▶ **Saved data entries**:
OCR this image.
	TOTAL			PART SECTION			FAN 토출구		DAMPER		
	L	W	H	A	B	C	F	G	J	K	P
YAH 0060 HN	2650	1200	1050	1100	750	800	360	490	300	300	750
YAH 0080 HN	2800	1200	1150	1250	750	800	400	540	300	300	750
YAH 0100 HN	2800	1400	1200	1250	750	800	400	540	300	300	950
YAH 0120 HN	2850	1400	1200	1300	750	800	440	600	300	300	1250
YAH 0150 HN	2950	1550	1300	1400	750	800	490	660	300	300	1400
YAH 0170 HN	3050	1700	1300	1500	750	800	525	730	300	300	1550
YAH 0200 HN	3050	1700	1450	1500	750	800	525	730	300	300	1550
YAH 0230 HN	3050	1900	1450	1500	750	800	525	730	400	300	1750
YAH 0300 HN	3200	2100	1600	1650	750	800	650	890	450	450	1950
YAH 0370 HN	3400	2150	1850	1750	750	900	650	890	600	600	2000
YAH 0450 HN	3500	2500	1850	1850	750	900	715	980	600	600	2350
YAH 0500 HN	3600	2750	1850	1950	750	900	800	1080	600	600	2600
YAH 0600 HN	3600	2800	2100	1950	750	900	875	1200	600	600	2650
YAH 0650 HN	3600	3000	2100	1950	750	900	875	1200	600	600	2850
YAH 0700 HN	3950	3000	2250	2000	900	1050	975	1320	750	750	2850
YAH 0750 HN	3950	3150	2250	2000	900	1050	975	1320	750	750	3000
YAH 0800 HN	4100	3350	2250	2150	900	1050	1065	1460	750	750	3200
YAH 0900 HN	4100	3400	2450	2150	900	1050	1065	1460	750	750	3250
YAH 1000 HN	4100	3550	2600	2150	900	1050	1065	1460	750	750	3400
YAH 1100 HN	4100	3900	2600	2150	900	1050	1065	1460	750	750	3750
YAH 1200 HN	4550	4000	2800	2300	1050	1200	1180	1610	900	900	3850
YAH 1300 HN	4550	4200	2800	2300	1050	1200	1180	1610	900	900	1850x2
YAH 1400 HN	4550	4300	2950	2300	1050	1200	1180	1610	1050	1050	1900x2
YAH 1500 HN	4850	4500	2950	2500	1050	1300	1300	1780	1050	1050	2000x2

▶ **What you need to do**:
Repeat the entries shown above, every one, word for word.

▶ **Answer to the exercise**:
OCR this image.
	TOTAL			PART SECTION			FAN 토출구		DAMPER		
	L	W	H	A	B	C	F	G	J	K	P
YAH 0060 HN	2650	1200	1050	1100	750	800	360	490	300	300	750
YAH 0080 HN	2800	1200	1150	1250	750	800	400	540	300	300	750
YAH 0100 HN	2800	1400	1200	1250	750	800	400	540	300	300	950
YAH 0120 HN	2850	1400	1200	1300	750	800	440	600	300	300	1250
YAH 0150 HN	2950	1550	1300	1400	750	800	490	660	300	300	1400
YAH 0170 HN	3050	1700	1300	1500	750	800	525	730	300	300	1550
YAH 0200 HN	3050	1700	1450	1500	750	800	525	730	300	300	1550
YAH 0230 HN	3050	1900	1450	1500	750	800	525	730	400	300	1750
YAH 0300 HN	3200	2100	1600	1650	750	800	650	890	450	450	1950
YAH 0370 HN	3400	2150	1850	1750	750	900	650	890	600	600	2000
YAH 0450 HN	3500	2500	1850	1850	750	900	715	980	600	600	2350
YAH 0500 HN	3600	2750	1850	1950	750	900	800	1080	600	600	2600
YAH 0600 HN	3600	2800	2100	1950	750	900	875	1200	600	600	2650
YAH 0650 HN	3600	3000	2100	1950	750	900	875	1200	600	600	2850
YAH 0700 HN	3950	3000	2250	2000	900	1050	975	1320	750	750	2850
YAH 0750 HN	3950	3150	2250	2000	900	1050	975	1320	750	750	3000
YAH 0800 HN	4100	3350	2250	2150	900	1050	1065	1460	750	750	3200
YAH 0900 HN	4100	3400	2450	2150	900	1050	1065	1460	750	750	3250
YAH 1000 HN	4100	3550	2600	2150	900	1050	1065	1460	750	750	3400
YAH 1100 HN	4100	3900	2600	2150	900	1050	1065	1460	750	750	3750
YAH 1200 HN	4550	4000	2800	2300	1050	1200	1180	1610	900	900	3850
YAH 1300 HN	4550	4200	2800	2300	1050	1200	1180	1610	900	900	1850x2
YAH 1400 HN	4550	4300	2950	2300	1050	1200	1180	1610	1050	1050	1900x2
YAH 1500 HN	4850	4500	2950	2500	1050	1300	1300	1780	1050	1050	2000x2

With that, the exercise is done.